[Structured figure records]
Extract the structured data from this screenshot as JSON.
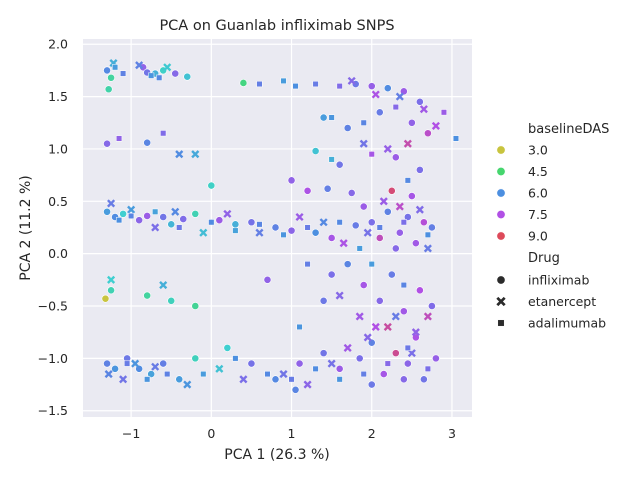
{
  "chart_data": {
    "type": "scatter",
    "title": "PCA on Guanlab infliximab SNPS",
    "xlabel": "PCA 1 (26.3 %)",
    "ylabel": "PCA 2 (11.2 %)",
    "xlim": [
      -1.6,
      3.25
    ],
    "ylim": [
      -1.56,
      2.05
    ],
    "xticks": [
      -1,
      0,
      1,
      2,
      3
    ],
    "xtick_labels": [
      "−1",
      "0",
      "1",
      "2",
      "3"
    ],
    "yticks": [
      -1.5,
      -1.0,
      -0.5,
      0.0,
      0.5,
      1.0,
      1.5,
      2.0
    ],
    "ytick_labels": [
      "−1.5",
      "−1.0",
      "−0.5",
      "0.0",
      "0.5",
      "1.0",
      "1.5",
      "2.0"
    ],
    "grid": true,
    "background": "#eaeaf2",
    "legend": {
      "placement": "right",
      "hue_title": "baselineDAS",
      "hue_entries": [
        {
          "label": "3.0",
          "color": "#c8c43e"
        },
        {
          "label": "4.5",
          "color": "#46d66e"
        },
        {
          "label": "6.0",
          "color": "#4c8fe0"
        },
        {
          "label": "7.5",
          "color": "#b150e5"
        },
        {
          "label": "9.0",
          "color": "#dd4a5a"
        }
      ],
      "style_title": "Drug",
      "style_entries": [
        {
          "label": "infliximab",
          "marker": "circle"
        },
        {
          "label": "etanercept",
          "marker": "x"
        },
        {
          "label": "adalimumab",
          "marker": "square"
        }
      ]
    },
    "color_scale": {
      "min": 3.0,
      "max": 9.0,
      "stops": [
        "#c8c43e",
        "#46d66e",
        "#3fcfd0",
        "#4c8fe0",
        "#7b6fe8",
        "#b150e5",
        "#dd4a5a"
      ]
    },
    "series": [
      {
        "name": "infliximab",
        "marker": "circle",
        "points": [
          [
            -1.3,
            1.75,
            6.2
          ],
          [
            -1.25,
            1.68,
            4.5
          ],
          [
            -1.28,
            1.57,
            4.6
          ],
          [
            -0.85,
            1.78,
            7.4
          ],
          [
            -0.8,
            1.73,
            6.8
          ],
          [
            -0.7,
            1.72,
            5.5
          ],
          [
            -0.6,
            1.75,
            4.9
          ],
          [
            -0.45,
            1.72,
            7.2
          ],
          [
            -0.3,
            1.69,
            5.2
          ],
          [
            0.4,
            1.63,
            4.2
          ],
          [
            1.8,
            1.62,
            6.7
          ],
          [
            2.0,
            1.6,
            7.5
          ],
          [
            2.2,
            1.58,
            6.1
          ],
          [
            2.4,
            1.55,
            7.6
          ],
          [
            2.6,
            1.45,
            7.0
          ],
          [
            2.1,
            1.35,
            6.6
          ],
          [
            1.4,
            1.3,
            5.8
          ],
          [
            1.7,
            1.2,
            6.4
          ],
          [
            2.5,
            1.25,
            7.4
          ],
          [
            2.7,
            1.15,
            8.2
          ],
          [
            1.3,
            0.98,
            5.2
          ],
          [
            1.6,
            0.85,
            6.8
          ],
          [
            2.3,
            0.92,
            7.6
          ],
          [
            2.6,
            0.8,
            7.0
          ],
          [
            -1.3,
            1.05,
            7.2
          ],
          [
            -0.8,
            1.06,
            6.3
          ],
          [
            0.0,
            0.65,
            4.9
          ],
          [
            1.0,
            0.7,
            7.4
          ],
          [
            1.2,
            0.6,
            7.9
          ],
          [
            1.45,
            0.62,
            6.5
          ],
          [
            1.75,
            0.58,
            7.2
          ],
          [
            2.25,
            0.6,
            8.8
          ],
          [
            2.5,
            0.55,
            7.8
          ],
          [
            -1.3,
            0.4,
            5.8
          ],
          [
            -1.2,
            0.35,
            6.1
          ],
          [
            -1.1,
            0.38,
            5.0
          ],
          [
            -0.9,
            0.32,
            7.3
          ],
          [
            -0.8,
            0.36,
            7.6
          ],
          [
            -0.6,
            0.35,
            6.8
          ],
          [
            -0.5,
            0.28,
            5.4
          ],
          [
            -0.35,
            0.33,
            7.1
          ],
          [
            -0.2,
            0.38,
            4.7
          ],
          [
            0.1,
            0.32,
            7.6
          ],
          [
            0.3,
            0.28,
            5.5
          ],
          [
            0.5,
            0.3,
            6.9
          ],
          [
            0.8,
            0.25,
            6.4
          ],
          [
            1.0,
            0.22,
            7.3
          ],
          [
            1.3,
            0.2,
            6.0
          ],
          [
            1.5,
            0.15,
            7.8
          ],
          [
            1.8,
            0.27,
            6.6
          ],
          [
            1.9,
            0.45,
            7.6
          ],
          [
            2.0,
            0.3,
            7.0
          ],
          [
            2.1,
            0.15,
            8.3
          ],
          [
            2.2,
            0.4,
            6.4
          ],
          [
            2.35,
            0.2,
            7.5
          ],
          [
            2.45,
            0.35,
            6.9
          ],
          [
            2.55,
            0.1,
            7.7
          ],
          [
            2.65,
            0.3,
            8.1
          ],
          [
            2.75,
            0.25,
            6.5
          ],
          [
            2.3,
            0.05,
            7.2
          ],
          [
            -1.32,
            -0.43,
            3.0
          ],
          [
            -1.25,
            -0.35,
            4.7
          ],
          [
            -0.8,
            -0.4,
            4.5
          ],
          [
            -0.5,
            -0.45,
            4.8
          ],
          [
            -0.2,
            -0.5,
            4.4
          ],
          [
            0.7,
            -0.25,
            7.4
          ],
          [
            1.5,
            -0.2,
            7.0
          ],
          [
            1.7,
            -0.1,
            6.3
          ],
          [
            1.9,
            -0.3,
            7.8
          ],
          [
            2.1,
            -0.45,
            7.2
          ],
          [
            2.25,
            -0.2,
            6.6
          ],
          [
            2.4,
            -0.55,
            7.7
          ],
          [
            2.6,
            -0.35,
            8.0
          ],
          [
            2.75,
            -0.5,
            7.1
          ],
          [
            1.4,
            -0.45,
            6.7
          ],
          [
            -1.3,
            -1.05,
            6.4
          ],
          [
            -1.2,
            -1.1,
            5.9
          ],
          [
            -1.05,
            -1.0,
            6.7
          ],
          [
            -0.9,
            -1.1,
            6.1
          ],
          [
            -0.75,
            -1.15,
            5.7
          ],
          [
            -0.6,
            -1.05,
            6.5
          ],
          [
            -0.4,
            -1.2,
            5.8
          ],
          [
            -0.2,
            -1.0,
            4.8
          ],
          [
            0.2,
            -0.9,
            5.0
          ],
          [
            0.5,
            -1.05,
            6.9
          ],
          [
            0.8,
            -1.2,
            6.2
          ],
          [
            1.1,
            -1.05,
            7.4
          ],
          [
            1.4,
            -0.95,
            6.8
          ],
          [
            1.6,
            -1.1,
            7.6
          ],
          [
            1.85,
            -1.0,
            7.0
          ],
          [
            2.0,
            -0.85,
            6.4
          ],
          [
            2.15,
            -1.15,
            7.8
          ],
          [
            2.3,
            -0.95,
            8.6
          ],
          [
            2.45,
            -1.05,
            7.3
          ],
          [
            2.55,
            -0.8,
            7.9
          ],
          [
            2.65,
            -1.2,
            6.8
          ],
          [
            2.8,
            -1.0,
            7.5
          ],
          [
            1.05,
            -1.3,
            6.3
          ],
          [
            2.4,
            -1.2,
            7.2
          ],
          [
            2.0,
            -1.25,
            6.7
          ]
        ]
      },
      {
        "name": "etanercept",
        "marker": "x",
        "points": [
          [
            -1.22,
            1.82,
            5.5
          ],
          [
            -0.9,
            1.8,
            6.4
          ],
          [
            -0.55,
            1.78,
            5.1
          ],
          [
            1.75,
            1.65,
            7.2
          ],
          [
            2.05,
            1.52,
            7.9
          ],
          [
            2.35,
            1.5,
            6.5
          ],
          [
            2.65,
            1.38,
            7.7
          ],
          [
            2.8,
            1.22,
            8.0
          ],
          [
            1.9,
            1.05,
            6.8
          ],
          [
            2.2,
            1.0,
            7.5
          ],
          [
            2.45,
            1.05,
            8.4
          ],
          [
            -0.4,
            0.95,
            6.1
          ],
          [
            -0.2,
            0.95,
            5.6
          ],
          [
            -1.25,
            0.48,
            6.6
          ],
          [
            -1.0,
            0.42,
            5.8
          ],
          [
            -0.7,
            0.25,
            7.0
          ],
          [
            -0.45,
            0.4,
            6.2
          ],
          [
            -0.1,
            0.2,
            5.3
          ],
          [
            0.2,
            0.38,
            7.4
          ],
          [
            0.6,
            0.2,
            6.5
          ],
          [
            1.1,
            0.35,
            7.6
          ],
          [
            1.4,
            0.3,
            6.2
          ],
          [
            1.65,
            0.1,
            7.9
          ],
          [
            1.95,
            0.2,
            6.9
          ],
          [
            2.15,
            0.5,
            7.6
          ],
          [
            2.35,
            0.45,
            8.2
          ],
          [
            2.6,
            0.42,
            7.1
          ],
          [
            2.7,
            0.05,
            6.6
          ],
          [
            -1.25,
            -0.25,
            5.0
          ],
          [
            -0.6,
            -0.3,
            5.5
          ],
          [
            1.6,
            -0.4,
            7.2
          ],
          [
            1.85,
            -0.6,
            7.7
          ],
          [
            2.05,
            -0.7,
            8.0
          ],
          [
            2.3,
            -0.6,
            6.6
          ],
          [
            2.55,
            -0.75,
            7.4
          ],
          [
            2.7,
            -0.6,
            8.3
          ],
          [
            -1.28,
            -1.15,
            6.3
          ],
          [
            -1.1,
            -1.2,
            6.8
          ],
          [
            -0.95,
            -1.05,
            5.9
          ],
          [
            -0.7,
            -1.08,
            6.6
          ],
          [
            -0.3,
            -1.25,
            5.9
          ],
          [
            0.1,
            -1.1,
            5.2
          ],
          [
            0.4,
            -1.2,
            7.0
          ],
          [
            0.9,
            -1.15,
            6.8
          ],
          [
            1.2,
            -1.25,
            7.3
          ],
          [
            1.5,
            -1.05,
            6.9
          ],
          [
            1.7,
            -0.9,
            7.7
          ],
          [
            1.95,
            -0.8,
            7.2
          ],
          [
            2.2,
            -0.7,
            8.5
          ],
          [
            2.5,
            -0.95,
            7.0
          ]
        ]
      },
      {
        "name": "adalimumab",
        "marker": "square",
        "points": [
          [
            -1.2,
            1.78,
            5.8
          ],
          [
            -1.1,
            1.72,
            6.4
          ],
          [
            -0.75,
            1.7,
            5.9
          ],
          [
            -0.65,
            1.68,
            6.2
          ],
          [
            0.6,
            1.62,
            6.5
          ],
          [
            0.9,
            1.65,
            5.8
          ],
          [
            1.05,
            1.6,
            6.0
          ],
          [
            1.3,
            1.62,
            6.6
          ],
          [
            1.6,
            1.6,
            7.1
          ],
          [
            2.9,
            1.35,
            7.6
          ],
          [
            3.05,
            1.1,
            6.0
          ],
          [
            1.5,
            1.3,
            5.9
          ],
          [
            1.9,
            1.25,
            6.3
          ],
          [
            2.3,
            1.4,
            7.2
          ],
          [
            -1.15,
            1.1,
            7.4
          ],
          [
            -0.6,
            1.15,
            7.1
          ],
          [
            1.5,
            0.9,
            5.5
          ],
          [
            2.0,
            0.95,
            7.8
          ],
          [
            2.45,
            0.7,
            6.2
          ],
          [
            -1.15,
            0.32,
            6.0
          ],
          [
            -1.0,
            0.36,
            6.3
          ],
          [
            -0.7,
            0.4,
            5.7
          ],
          [
            -0.4,
            0.25,
            6.7
          ],
          [
            0.0,
            0.3,
            6.1
          ],
          [
            0.3,
            0.22,
            5.7
          ],
          [
            0.6,
            0.28,
            6.3
          ],
          [
            0.9,
            0.18,
            5.9
          ],
          [
            1.2,
            0.25,
            6.6
          ],
          [
            1.6,
            0.3,
            6.2
          ],
          [
            1.85,
            0.05,
            5.8
          ],
          [
            2.1,
            0.25,
            6.4
          ],
          [
            2.4,
            0.3,
            7.0
          ],
          [
            2.7,
            0.18,
            6.0
          ],
          [
            1.2,
            -0.1,
            6.5
          ],
          [
            2.0,
            -0.1,
            5.8
          ],
          [
            2.4,
            -0.3,
            6.3
          ],
          [
            -1.05,
            -1.05,
            6.6
          ],
          [
            -0.8,
            -1.2,
            5.9
          ],
          [
            -0.55,
            -1.15,
            6.4
          ],
          [
            -0.1,
            -1.15,
            5.8
          ],
          [
            0.3,
            -1.0,
            6.0
          ],
          [
            0.7,
            -1.15,
            6.2
          ],
          [
            1.0,
            -1.2,
            6.6
          ],
          [
            1.3,
            -1.1,
            6.1
          ],
          [
            1.6,
            -1.2,
            5.9
          ],
          [
            1.9,
            -1.15,
            6.5
          ],
          [
            2.2,
            -1.05,
            7.2
          ],
          [
            2.45,
            -0.9,
            6.7
          ],
          [
            2.7,
            -1.1,
            7.0
          ],
          [
            1.1,
            -0.7,
            5.9
          ]
        ]
      }
    ]
  }
}
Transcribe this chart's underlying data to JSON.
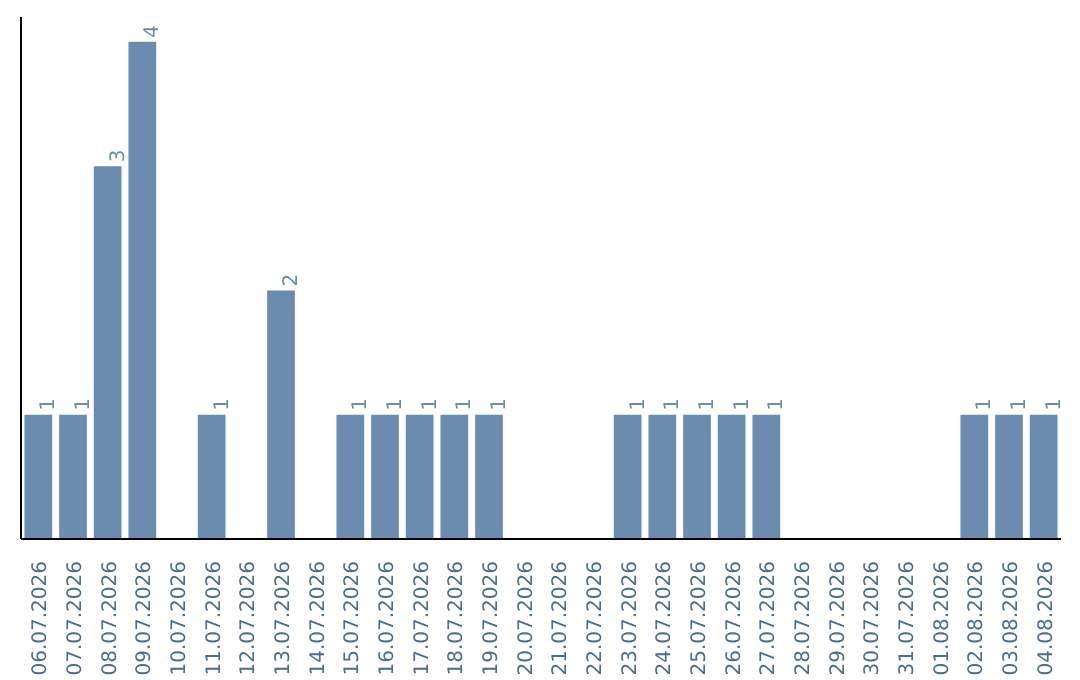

Your instructions: What is the number of lines above that contain "infliximab"? Answer with that number only.

Task answer: 3